Answer these questions from the blog posts:
1. On which days does the writer plan to be at GameSoundCon?
2. What did Mr. Holland have to learn one summer?
3. Which site came up when the writer searched "YouTube for Audio"?

> Extract:
::::

The only possible error was “base cabinet” instead of “bass cabinet”.

Everyone’s going to want this.

Posted 9 years ago by John Piscitello

I’ll be at GameSoundCon Friday and Saturday. I’ll try and post anything interesting from the sessions.
One interesting note – the con has a 2-day Rock Band development training session. Looks like Viacom is serious about growing Rock Band to cover the long tail of bands and labels, not just blockbusters like Aerosmith and the Beatles.

Posted 9 years ago by John Piscitello

I like Seth Godin’s blog. His posts encourage thinking critically about what you do while still feeling positive.

One post seems very relevant for indie filmmakers, about how to decide whether to take a gig:

The gigs you take early will almost certainly impact the way your career looks later on. If you want to build a law practice in the music industry, you’ll need to take on musicians as clients, even if the early ones can’t pay enough…

and this:

Maybe it seems like this gig or that gig is the best you can get because that’s all you’re exposing yourself to. Almost always, the best gig I could get is shorthand for the easiest gig I could get.

Read the whole thing.

Posted 9 years ago by John Piscitello
On many recommendations, I recently sat in front the TV for 2 1/2 hours to watch Mr. Holland’s Opus, a film about an aspiring composer who gets sidetracked into teaching. It’s sort of a mid-90s “Forrest Gump meets Dead Poets Society”.
Richard Dreyfuss’ title character has great symphonic ambitions, but marriage, a hearing-impaired baby boy, and work leave him with zero time at the piano.
He can’t write after school because he’s got to help a sobbing, geeky girl learn clarinet. One summer gets shot because he has to learn sign language.Mr. Holland occasionally stomps and whines about his predicament, but soldiers on. He proves to be an extraordinary music teacher, pulling off amazing marching band shows and Gershwin concerts, and the students love him.After 30 years, he gets sacked from budget cuts. Students and alumni throw a farewell assembly to thank him. That geeky girl is now governor, and gives a speech about how Mr. Holland’s real life’s work wasn’t to compose, but to “touch the lives of so many people” through teaching.

(Yeah, it’s sappy…you don’t know whether to roll your eyes, or let them tear up.)

The students surprise Mr. Holland by preparing a performance of his 30-year unfinished “American Symphony”: (there is a long lead-up of cheering, the music itself starts around 2:10).

And I’m thinking – 30 years for *that*? It sounds like the intro music to the Figure Skating Championship on NBC.

The great Michael Kamen wrote the music (he passed away in 2003). Kamen did many films, including Die Hard, X-Men, Lethal Weapon, Brazil, and a great WWII score for Band of Brothers. He was a rock guy, working with Pink Floyd, Queen, Aerosmith, Eric Clapton, and others.

Now the fictional American Symphony is extremely skillfully written, but why would a 30-year-old Mr. Holland write such a triumphantly triumphant triumph of a piece? And with electric guitar?

One supposes studio producers had a major investment in the film and wanted to keep things on safe, proven musical ground. And you can’t argue with the $82 million domestic box office. But I was disappointed.

Posted 9 years ago by John Piscitello

It really struck me the world could use a dead-easy audio hosting site. Just like YouTube, but without the video window. Bands would love it to embed players on their own sites. There are options out there, like Wimpy Player, but they are a little complicated and you need to spend money on a web designer to set it up.

I searched “YouTube for Audio” and came up with Houndbite. Not a bad name. It seems to work, but couldn’t they maybe include a volume control on their player? That’s a show-stopper.

Here are a couple of versions of a podshow theme I made for a friend…a short version with vocals, and a longer guitars-only version.

It would also be nice if the player showed the text and title of the track, without so much of their own branding on there. Also, the graphics on my monitor look a little smudgy. But, on the other hand, it does seem to work!

Do you know of any other alternatives for simple audio hosting and embedding?

::::

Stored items
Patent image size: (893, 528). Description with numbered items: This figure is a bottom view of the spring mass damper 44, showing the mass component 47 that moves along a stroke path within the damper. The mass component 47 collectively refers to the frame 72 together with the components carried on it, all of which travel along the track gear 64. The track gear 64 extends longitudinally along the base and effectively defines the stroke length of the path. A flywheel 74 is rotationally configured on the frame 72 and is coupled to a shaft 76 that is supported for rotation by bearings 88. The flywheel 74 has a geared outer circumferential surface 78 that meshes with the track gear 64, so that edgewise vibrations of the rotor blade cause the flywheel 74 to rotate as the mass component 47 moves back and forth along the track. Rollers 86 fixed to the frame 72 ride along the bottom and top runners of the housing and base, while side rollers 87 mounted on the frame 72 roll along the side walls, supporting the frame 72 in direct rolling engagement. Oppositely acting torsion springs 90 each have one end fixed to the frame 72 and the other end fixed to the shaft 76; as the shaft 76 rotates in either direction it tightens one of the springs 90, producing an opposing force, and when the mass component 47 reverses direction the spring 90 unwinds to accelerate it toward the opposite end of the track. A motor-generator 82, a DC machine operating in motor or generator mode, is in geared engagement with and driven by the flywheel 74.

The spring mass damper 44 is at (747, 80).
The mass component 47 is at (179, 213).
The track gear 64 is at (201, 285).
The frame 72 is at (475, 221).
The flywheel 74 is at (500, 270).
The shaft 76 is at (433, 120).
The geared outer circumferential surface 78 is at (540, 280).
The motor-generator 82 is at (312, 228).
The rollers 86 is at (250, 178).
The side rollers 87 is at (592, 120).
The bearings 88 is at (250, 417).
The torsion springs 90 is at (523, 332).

::::

> Exercise answer:
1. Friday and Saturday
2. Sign language
3. Houndbite